## Directions:
Pull out every line below that contains the word "Illinois".

[BEGIN]

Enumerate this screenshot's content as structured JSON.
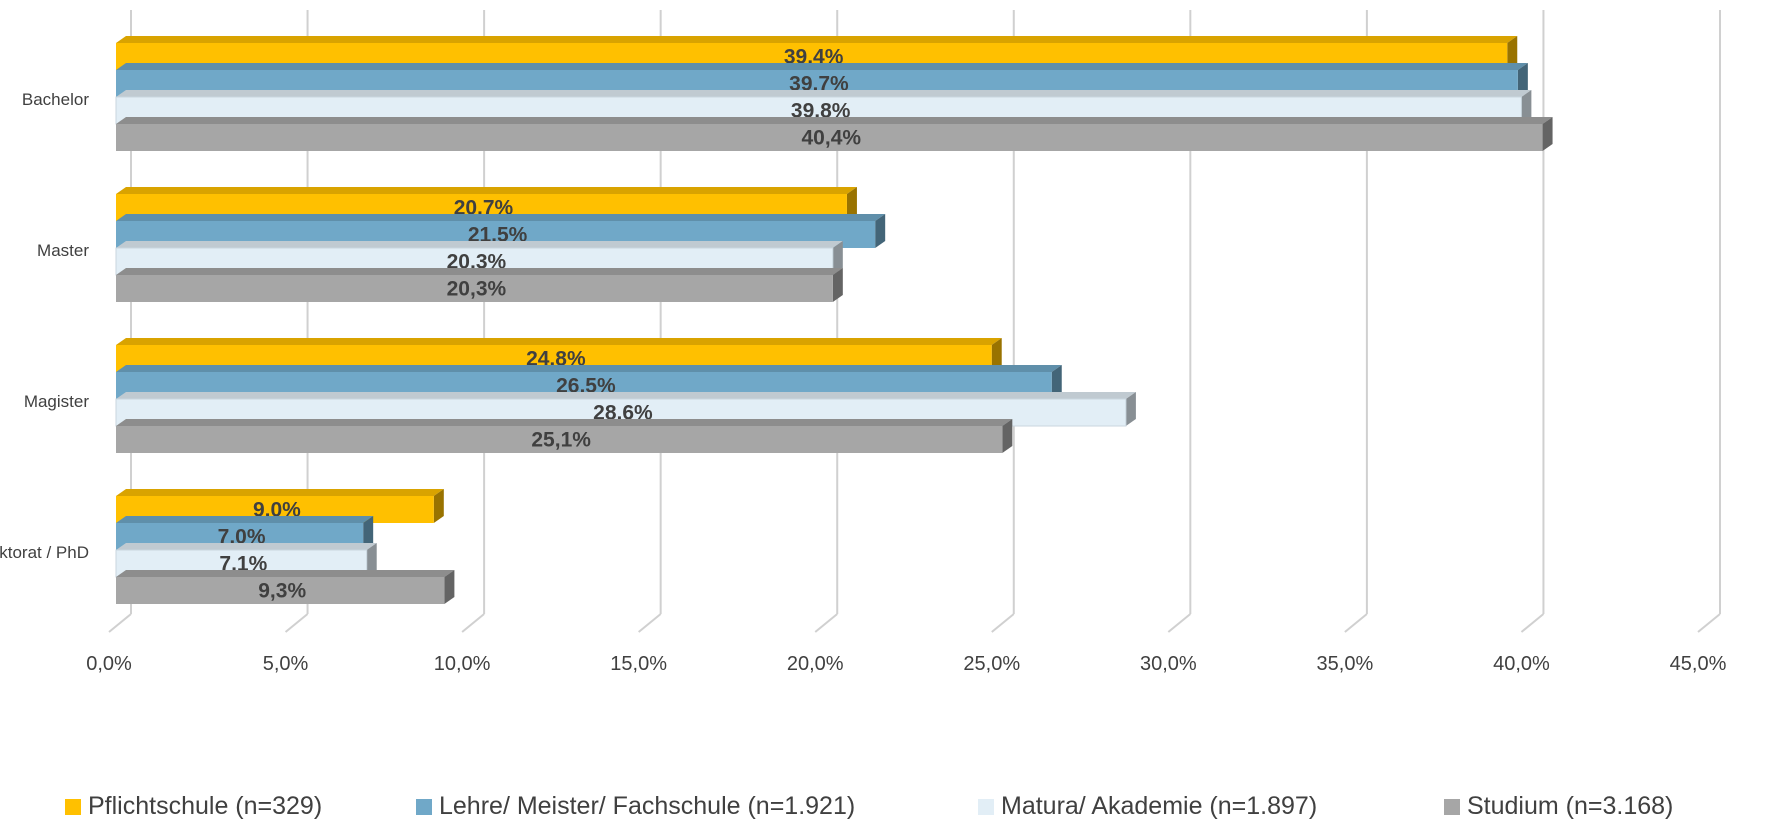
{
  "chart_data": {
    "type": "bar",
    "orientation": "horizontal",
    "three_d": true,
    "categories": [
      "Bachelor",
      "Master",
      "Magister",
      "Doktorat / PhD"
    ],
    "series": [
      {
        "name": "Pflichtschule (n=329)",
        "color": "#FFC000",
        "values": [
          39.4,
          20.7,
          24.8,
          9.0
        ],
        "labels": [
          "39,4%",
          "20,7%",
          "24,8%",
          "9,0%"
        ]
      },
      {
        "name": "Lehre/ Meister/ Fachschule (n=1.921)",
        "color": "#70A8C8",
        "values": [
          39.7,
          21.5,
          26.5,
          7.0
        ],
        "labels": [
          "39,7%",
          "21,5%",
          "26,5%",
          "7,0%"
        ]
      },
      {
        "name": "Matura/ Akademie (n=1.897)",
        "color": "#E2EEF6",
        "values": [
          39.8,
          20.3,
          28.6,
          7.1
        ],
        "labels": [
          "39,8%",
          "20,3%",
          "28,6%",
          "7,1%"
        ]
      },
      {
        "name": "Studium (n=3.168)",
        "color": "#A6A6A6",
        "values": [
          40.4,
          20.3,
          25.1,
          9.3
        ],
        "labels": [
          "40,4%",
          "20,3%",
          "25,1%",
          "9,3%"
        ]
      }
    ],
    "xlim": [
      0,
      45
    ],
    "xticks": [
      "0,0%",
      "5,0%",
      "10,0%",
      "15,0%",
      "20,0%",
      "25,0%",
      "30,0%",
      "35,0%",
      "40,0%",
      "45,0%"
    ],
    "grid": true,
    "legend_position": "bottom",
    "title": "",
    "xlabel": "",
    "ylabel": ""
  }
}
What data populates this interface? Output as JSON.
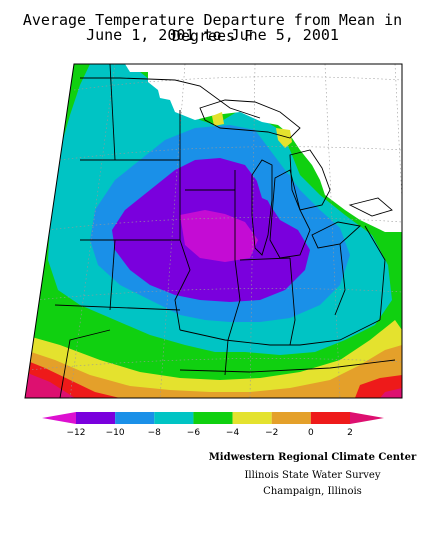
{
  "title": {
    "line1": "Average Temperature Departure from Mean in Degrees F",
    "line2": "June 1, 2001 to June 5, 2001"
  },
  "legend": {
    "bins": [
      {
        "from": null,
        "to": -12,
        "color": "#dd10d0"
      },
      {
        "from": -12,
        "to": -10,
        "color": "#7a00dd"
      },
      {
        "from": -10,
        "to": -8,
        "color": "#1a90e8"
      },
      {
        "from": -8,
        "to": -6,
        "color": "#00c4c4"
      },
      {
        "from": -6,
        "to": -4,
        "color": "#10d010"
      },
      {
        "from": -4,
        "to": -2,
        "color": "#e4e22e"
      },
      {
        "from": -2,
        "to": 0,
        "color": "#e4a02a"
      },
      {
        "from": 0,
        "to": 2,
        "color": "#ee1a1a"
      },
      {
        "from": 2,
        "to": null,
        "color": "#dd1070"
      }
    ],
    "tick_labels": [
      "-12",
      "-10",
      "-8",
      "-6",
      "-4",
      "-2",
      "0",
      "2"
    ]
  },
  "credits": {
    "line1": "Midwestern Regional Climate Center",
    "line2": "Illinois State Water Survey",
    "line3": "Champaign, Illinois"
  },
  "colors": {
    "background": "#ffffff",
    "border": "#000000",
    "boundaries": "#000000",
    "graticule": "#999999"
  }
}
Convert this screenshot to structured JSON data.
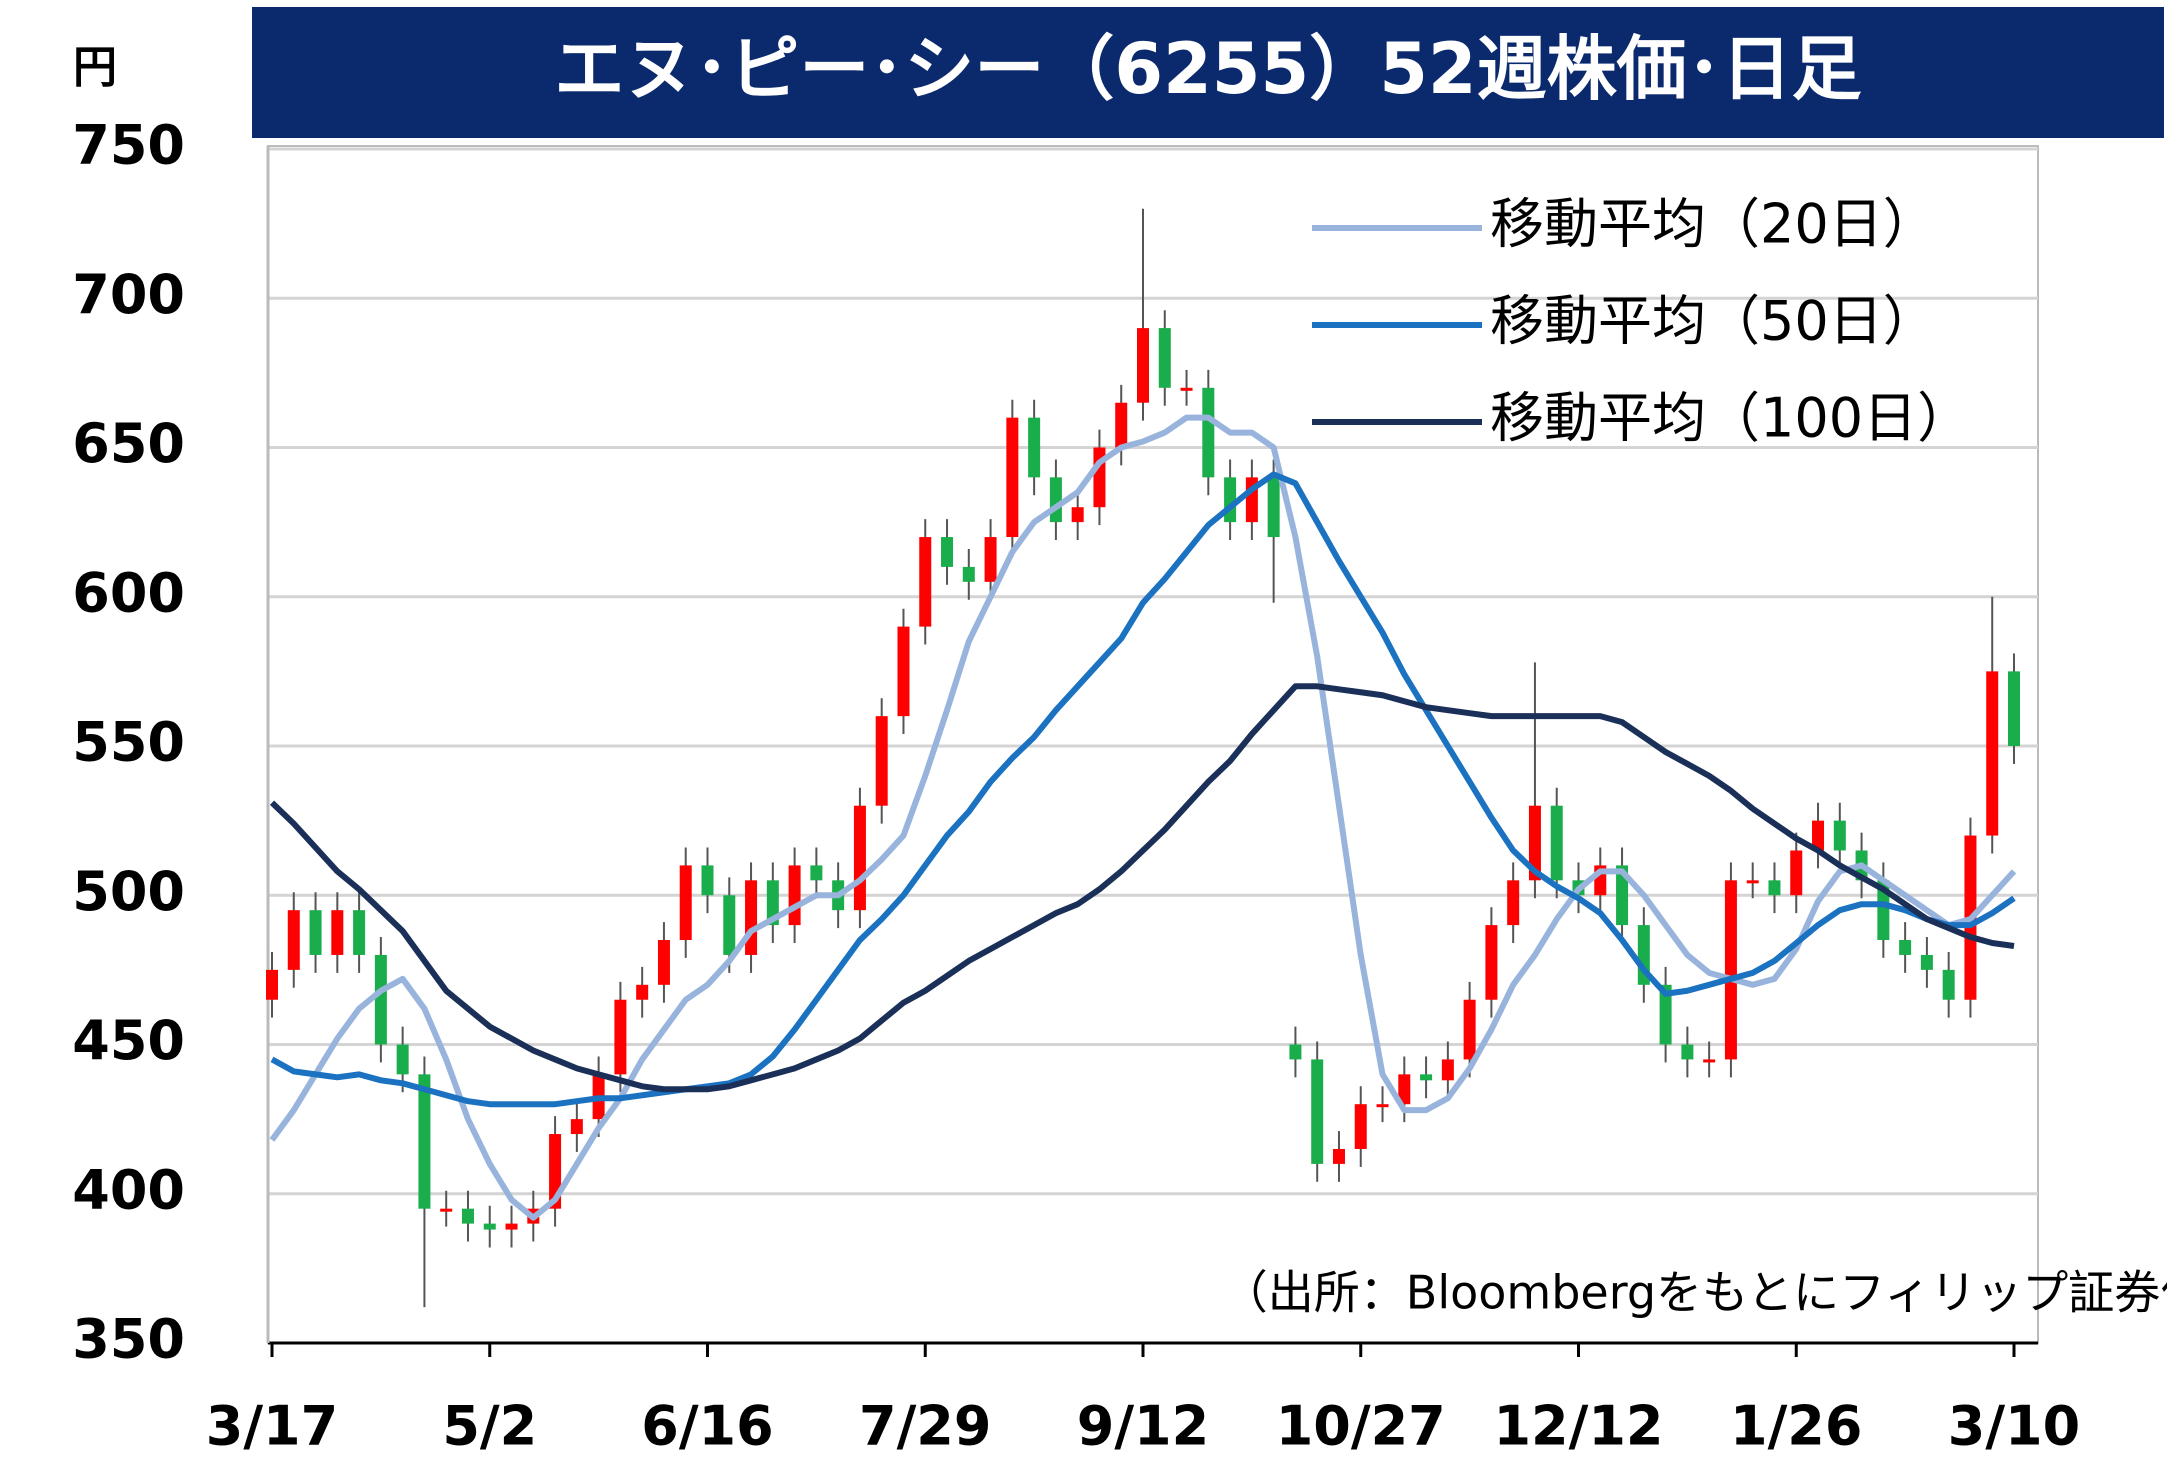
{
  "chart_data": {
    "type": "candlestick",
    "title": "エヌ･ピー･シー（6255）52週株価･日足",
    "y_unit": "円",
    "source": "（出所：Bloombergをもとにフィリップ証券作成）",
    "categories": [
      "3/17",
      null,
      null,
      null,
      null,
      null,
      null,
      null,
      null,
      null,
      "5/2",
      null,
      null,
      null,
      null,
      null,
      null,
      null,
      null,
      null,
      "6/16",
      null,
      null,
      null,
      null,
      null,
      null,
      null,
      null,
      null,
      "7/29",
      null,
      null,
      null,
      null,
      null,
      null,
      null,
      null,
      null,
      "9/12",
      null,
      null,
      null,
      null,
      null,
      null,
      null,
      null,
      null,
      "10/27",
      null,
      null,
      null,
      null,
      null,
      null,
      null,
      null,
      null,
      "12/12",
      null,
      null,
      null,
      null,
      null,
      null,
      null,
      null,
      null,
      "1/26",
      null,
      null,
      null,
      null,
      null,
      null,
      null,
      null,
      null,
      "3/10"
    ],
    "open": [
      465,
      475,
      495,
      480,
      495,
      480,
      450,
      440,
      395,
      395,
      390,
      388,
      390,
      395,
      420,
      425,
      440,
      465,
      470,
      485,
      510,
      500,
      480,
      505,
      490,
      510,
      505,
      495,
      530,
      560,
      590,
      620,
      610,
      605,
      620,
      660,
      640,
      625,
      630,
      650,
      665,
      690,
      670,
      670,
      640,
      625,
      640,
      450,
      445,
      410,
      415,
      430,
      430,
      440,
      438,
      445,
      465,
      490,
      505,
      530,
      505,
      500,
      510,
      490,
      470,
      450,
      445,
      445,
      505,
      505,
      500,
      515,
      525,
      515,
      505,
      485,
      480,
      475,
      465,
      520,
      575
    ],
    "high": [
      481,
      501,
      501,
      501,
      501,
      486,
      456,
      446,
      401,
      401,
      396,
      396,
      401,
      426,
      431,
      446,
      471,
      476,
      491,
      516,
      516,
      506,
      511,
      511,
      516,
      516,
      511,
      536,
      566,
      596,
      626,
      626,
      616,
      626,
      666,
      666,
      646,
      636,
      656,
      671,
      730,
      696,
      676,
      676,
      646,
      646,
      646,
      456,
      451,
      421,
      436,
      436,
      446,
      446,
      451,
      471,
      496,
      511,
      578,
      536,
      511,
      516,
      516,
      496,
      476,
      456,
      451,
      511,
      511,
      511,
      521,
      531,
      531,
      521,
      511,
      491,
      486,
      481,
      526,
      600,
      581
    ],
    "low": [
      459,
      469,
      474,
      474,
      474,
      444,
      434,
      362,
      389,
      384,
      382,
      382,
      384,
      389,
      414,
      419,
      434,
      459,
      464,
      479,
      494,
      474,
      474,
      484,
      484,
      499,
      489,
      489,
      524,
      554,
      584,
      604,
      599,
      599,
      614,
      634,
      619,
      619,
      624,
      644,
      659,
      664,
      664,
      634,
      619,
      619,
      598,
      439,
      404,
      404,
      409,
      424,
      424,
      432,
      432,
      439,
      459,
      484,
      499,
      499,
      494,
      494,
      484,
      464,
      444,
      439,
      439,
      439,
      499,
      494,
      494,
      509,
      509,
      499,
      479,
      474,
      469,
      459,
      459,
      514,
      544
    ],
    "close": [
      475,
      495,
      480,
      495,
      480,
      450,
      440,
      395,
      395,
      390,
      388,
      390,
      395,
      420,
      425,
      440,
      465,
      470,
      485,
      510,
      500,
      480,
      505,
      490,
      510,
      505,
      495,
      530,
      560,
      590,
      620,
      610,
      605,
      620,
      660,
      640,
      625,
      630,
      650,
      665,
      690,
      670,
      670,
      640,
      625,
      640,
      620,
      445,
      410,
      415,
      430,
      430,
      440,
      438,
      445,
      465,
      490,
      505,
      530,
      505,
      500,
      510,
      490,
      470,
      450,
      445,
      445,
      505,
      505,
      500,
      515,
      525,
      515,
      505,
      485,
      480,
      475,
      465,
      520,
      575,
      550
    ],
    "up_color": "#ff0000",
    "down_color": "#1aad4b",
    "series": [
      {
        "name": "移動平均（20日）",
        "color": "#98b4dc",
        "values": [
          418,
          428,
          440,
          452,
          462,
          468,
          472,
          462,
          445,
          425,
          410,
          398,
          392,
          398,
          410,
          422,
          432,
          445,
          455,
          465,
          470,
          478,
          488,
          492,
          496,
          500,
          500,
          505,
          512,
          520,
          540,
          562,
          585,
          600,
          615,
          625,
          630,
          635,
          645,
          650,
          652,
          655,
          660,
          660,
          655,
          655,
          650,
          620,
          580,
          530,
          480,
          440,
          428,
          428,
          432,
          442,
          455,
          470,
          480,
          492,
          502,
          508,
          508,
          500,
          490,
          480,
          474,
          472,
          470,
          472,
          482,
          498,
          508,
          510,
          505,
          500,
          495,
          490,
          492,
          500,
          508
        ]
      },
      {
        "name": "移動平均（50日）",
        "color": "#1b72c0",
        "values": [
          445,
          441,
          440,
          439,
          440,
          438,
          437,
          435,
          433,
          431,
          430,
          430,
          430,
          430,
          431,
          432,
          432,
          433,
          434,
          435,
          436,
          437,
          440,
          446,
          455,
          465,
          475,
          485,
          492,
          500,
          510,
          520,
          528,
          538,
          546,
          553,
          562,
          570,
          578,
          586,
          598,
          606,
          615,
          624,
          630,
          636,
          641,
          638,
          625,
          612,
          600,
          588,
          574,
          562,
          550,
          538,
          526,
          515,
          508,
          503,
          499,
          494,
          485,
          475,
          467,
          468,
          470,
          472,
          474,
          478,
          484,
          490,
          495,
          497,
          497,
          495,
          492,
          490,
          490,
          494,
          499
        ]
      },
      {
        "name": "移動平均（100日）",
        "color": "#1b3058",
        "values": [
          531,
          524,
          516,
          508,
          502,
          495,
          488,
          478,
          468,
          462,
          456,
          452,
          448,
          445,
          442,
          440,
          438,
          436,
          435,
          435,
          435,
          436,
          438,
          440,
          442,
          445,
          448,
          452,
          458,
          464,
          468,
          473,
          478,
          482,
          486,
          490,
          494,
          497,
          502,
          508,
          515,
          522,
          530,
          538,
          545,
          554,
          562,
          570,
          570,
          569,
          568,
          567,
          565,
          563,
          562,
          561,
          560,
          560,
          560,
          560,
          560,
          560,
          558,
          553,
          548,
          544,
          540,
          535,
          529,
          524,
          519,
          515,
          510,
          506,
          502,
          497,
          492,
          489,
          486,
          484,
          483
        ]
      }
    ],
    "ylim": [
      350,
      750
    ],
    "yticks": [
      350,
      400,
      450,
      500,
      550,
      600,
      650,
      700,
      750
    ],
    "grid": true
  }
}
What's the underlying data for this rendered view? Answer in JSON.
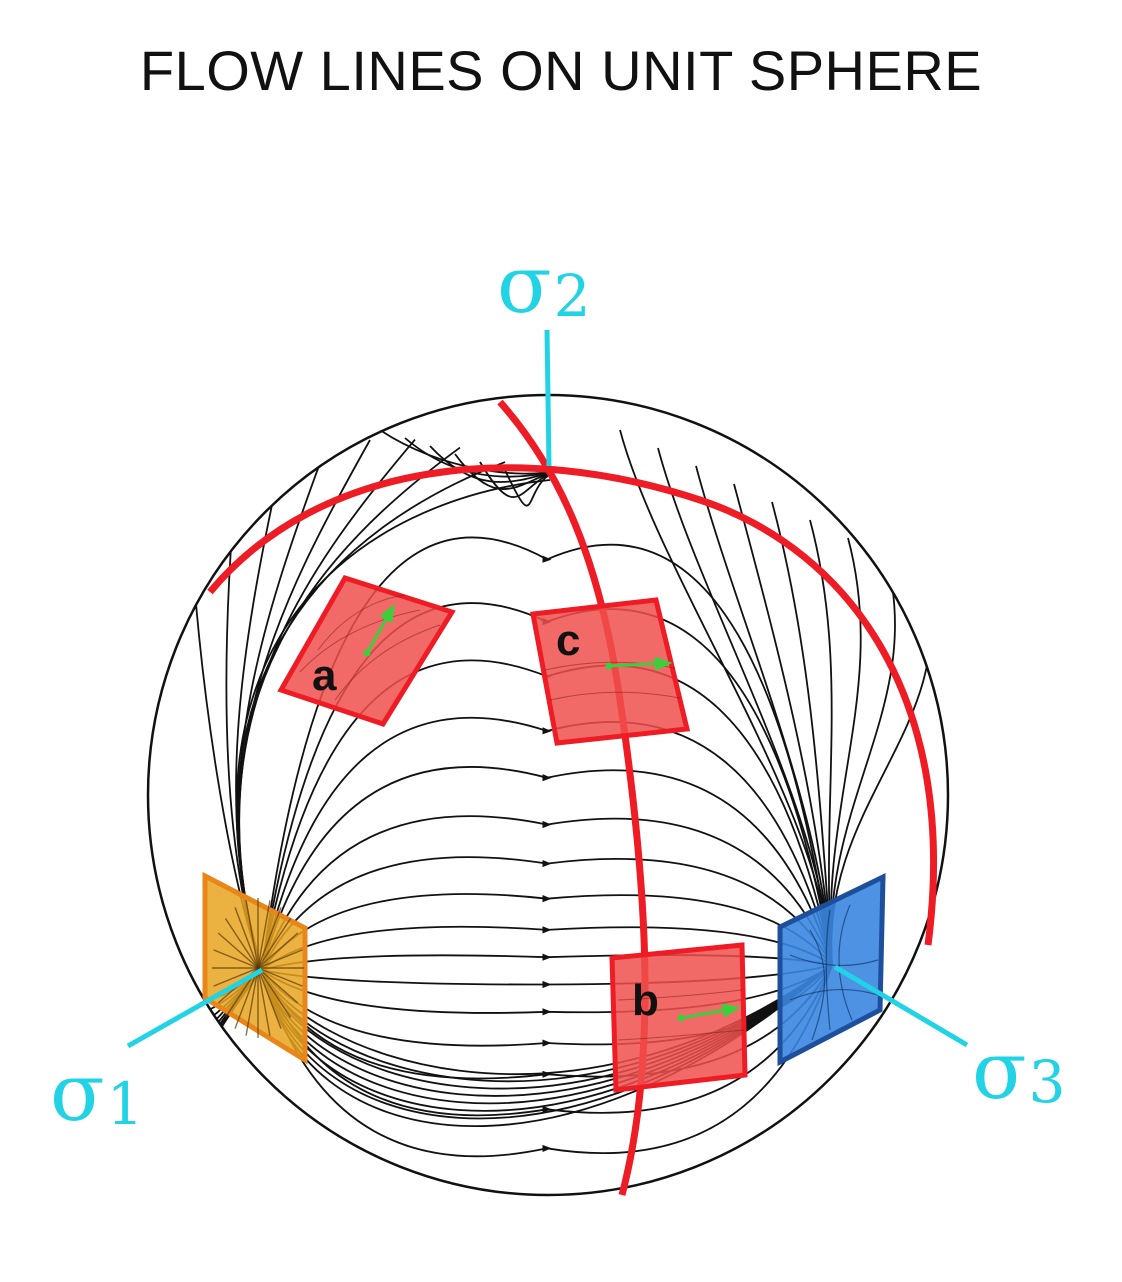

[END]

## Written answer:
    "line2": "Illinois State Water Survey",
    "line3": "Champaign, Illinois"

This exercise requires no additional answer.